■ **OBJECTIVE**
Render every entry exactly as it appears.
▼
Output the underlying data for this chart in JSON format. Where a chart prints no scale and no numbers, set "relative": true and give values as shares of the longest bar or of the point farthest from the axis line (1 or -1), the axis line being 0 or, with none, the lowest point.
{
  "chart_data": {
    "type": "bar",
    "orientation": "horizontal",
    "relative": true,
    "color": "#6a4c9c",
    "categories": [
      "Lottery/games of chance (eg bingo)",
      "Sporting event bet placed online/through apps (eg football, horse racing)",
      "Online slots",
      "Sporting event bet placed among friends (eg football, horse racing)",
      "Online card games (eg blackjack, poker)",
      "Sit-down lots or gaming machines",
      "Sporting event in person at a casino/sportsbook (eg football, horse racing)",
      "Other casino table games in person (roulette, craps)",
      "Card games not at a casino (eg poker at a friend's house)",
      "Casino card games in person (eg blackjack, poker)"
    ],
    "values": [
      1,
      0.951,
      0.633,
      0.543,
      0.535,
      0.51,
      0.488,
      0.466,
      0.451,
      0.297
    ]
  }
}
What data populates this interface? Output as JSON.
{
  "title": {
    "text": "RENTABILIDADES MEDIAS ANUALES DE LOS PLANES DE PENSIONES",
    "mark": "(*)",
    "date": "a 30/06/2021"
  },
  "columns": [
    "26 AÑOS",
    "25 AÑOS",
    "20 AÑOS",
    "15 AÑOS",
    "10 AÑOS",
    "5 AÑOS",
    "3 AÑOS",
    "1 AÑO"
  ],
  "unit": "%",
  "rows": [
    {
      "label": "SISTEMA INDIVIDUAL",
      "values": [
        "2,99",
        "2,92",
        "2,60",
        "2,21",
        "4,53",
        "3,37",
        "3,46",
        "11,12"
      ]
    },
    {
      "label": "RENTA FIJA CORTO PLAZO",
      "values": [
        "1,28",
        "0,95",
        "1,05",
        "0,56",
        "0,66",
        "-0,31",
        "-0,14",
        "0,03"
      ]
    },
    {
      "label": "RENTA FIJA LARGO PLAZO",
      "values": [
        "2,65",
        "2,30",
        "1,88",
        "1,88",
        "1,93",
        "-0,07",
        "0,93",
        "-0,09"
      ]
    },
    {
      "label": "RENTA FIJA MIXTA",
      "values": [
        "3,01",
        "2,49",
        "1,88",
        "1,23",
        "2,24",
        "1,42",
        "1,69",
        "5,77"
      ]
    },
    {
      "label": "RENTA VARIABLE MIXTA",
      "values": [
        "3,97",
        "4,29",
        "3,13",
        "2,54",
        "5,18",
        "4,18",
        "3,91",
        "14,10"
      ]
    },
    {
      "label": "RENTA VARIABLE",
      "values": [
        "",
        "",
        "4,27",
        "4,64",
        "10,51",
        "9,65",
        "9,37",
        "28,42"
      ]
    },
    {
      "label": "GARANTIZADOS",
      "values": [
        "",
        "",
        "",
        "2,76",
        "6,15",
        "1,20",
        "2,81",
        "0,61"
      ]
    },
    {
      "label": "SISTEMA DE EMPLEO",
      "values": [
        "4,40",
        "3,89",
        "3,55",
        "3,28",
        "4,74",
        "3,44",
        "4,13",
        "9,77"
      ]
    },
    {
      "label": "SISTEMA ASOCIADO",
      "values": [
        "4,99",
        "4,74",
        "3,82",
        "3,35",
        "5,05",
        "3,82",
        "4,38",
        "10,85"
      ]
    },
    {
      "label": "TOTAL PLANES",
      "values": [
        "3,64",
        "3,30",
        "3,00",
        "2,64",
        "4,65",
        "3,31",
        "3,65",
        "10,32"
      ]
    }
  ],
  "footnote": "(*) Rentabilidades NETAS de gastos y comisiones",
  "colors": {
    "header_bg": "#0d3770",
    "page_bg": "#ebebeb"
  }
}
▲
■ **RESULT FOR THIS TASK**
Output the underlying data for this chart in JSON format. Where a chart prints no scale and no numbers, set "relative": true and give values as shares of the longest bar or of the point farthest from the axis line (1 or -1), the axis line being 0 or, with none, the lowest point.
{
  "chart_data": {
    "type": "bar",
    "orientation": "horizontal",
    "relative": true,
    "color": "#6a4c9c",
    "categories": [
      "Lottery/games of chance (eg bingo)",
      "Sporting event bet placed online/through apps (eg football, horse racing)",
      "Online slots",
      "Sporting event bet placed among friends (eg football, horse racing)",
      "Online card games (eg blackjack, poker)",
      "Sit-down lots or gaming machines",
      "Sporting event in person at a casino/sportsbook (eg football, horse racing)",
      "Other casino table games in person (roulette, craps)",
      "Card games not at a casino (eg poker at a friend's house)",
      "Casino card games in person (eg blackjack, poker)"
    ],
    "values": [
      1,
      0.951,
      0.633,
      0.543,
      0.535,
      0.51,
      0.488,
      0.466,
      0.451,
      0.297
    ]
  }
}
What data populates this interface? Output as JSON.
{
  "title": {
    "text": "RENTABILIDADES MEDIAS ANUALES DE LOS PLANES DE PENSIONES",
    "mark": "(*)",
    "date": "a 30/06/2021"
  },
  "columns": [
    "26 AÑOS",
    "25 AÑOS",
    "20 AÑOS",
    "15 AÑOS",
    "10 AÑOS",
    "5 AÑOS",
    "3 AÑOS",
    "1 AÑO"
  ],
  "unit": "%",
  "rows": [
    {
      "label": "SISTEMA INDIVIDUAL",
      "values": [
        "2,99",
        "2,92",
        "2,60",
        "2,21",
        "4,53",
        "3,37",
        "3,46",
        "11,12"
      ]
    },
    {
      "label": "RENTA FIJA CORTO PLAZO",
      "values": [
        "1,28",
        "0,95",
        "1,05",
        "0,56",
        "0,66",
        "-0,31",
        "-0,14",
        "0,03"
      ]
    },
    {
      "label": "RENTA FIJA LARGO PLAZO",
      "values": [
        "2,65",
        "2,30",
        "1,88",
        "1,88",
        "1,93",
        "-0,07",
        "0,93",
        "-0,09"
      ]
    },
    {
      "label": "RENTA FIJA MIXTA",
      "values": [
        "3,01",
        "2,49",
        "1,88",
        "1,23",
        "2,24",
        "1,42",
        "1,69",
        "5,77"
      ]
    },
    {
      "label": "RENTA VARIABLE MIXTA",
      "values": [
        "3,97",
        "4,29",
        "3,13",
        "2,54",
        "5,18",
        "4,18",
        "3,91",
        "14,10"
      ]
    },
    {
      "label": "RENTA VARIABLE",
      "values": [
        "",
        "",
        "4,27",
        "4,64",
        "10,51",
        "9,65",
        "9,37",
        "28,42"
      ]
    },
    {
      "label": "GARANTIZADOS",
      "values": [
        "",
        "",
        "",
        "2,76",
        "6,15",
        "1,20",
        "2,81",
        "0,61"
      ]
    },
    {
      "label": "SISTEMA DE EMPLEO",
      "values": [
        "4,40",
        "3,89",
        "3,55",
        "3,28",
        "4,74",
        "3,44",
        "4,13",
        "9,77"
      ]
    },
    {
      "label": "SISTEMA ASOCIADO",
      "values": [
        "4,99",
        "4,74",
        "3,82",
        "3,35",
        "5,05",
        "3,82",
        "4,38",
        "10,85"
      ]
    },
    {
      "label": "TOTAL PLANES",
      "values": [
        "3,64",
        "3,30",
        "3,00",
        "2,64",
        "4,65",
        "3,31",
        "3,65",
        "10,32"
      ]
    }
  ],
  "footnote": "(*) Rentabilidades NETAS de gastos y comisiones",
  "colors": {
    "header_bg": "#0d3770",
    "page_bg": "#ebebeb"
  }
}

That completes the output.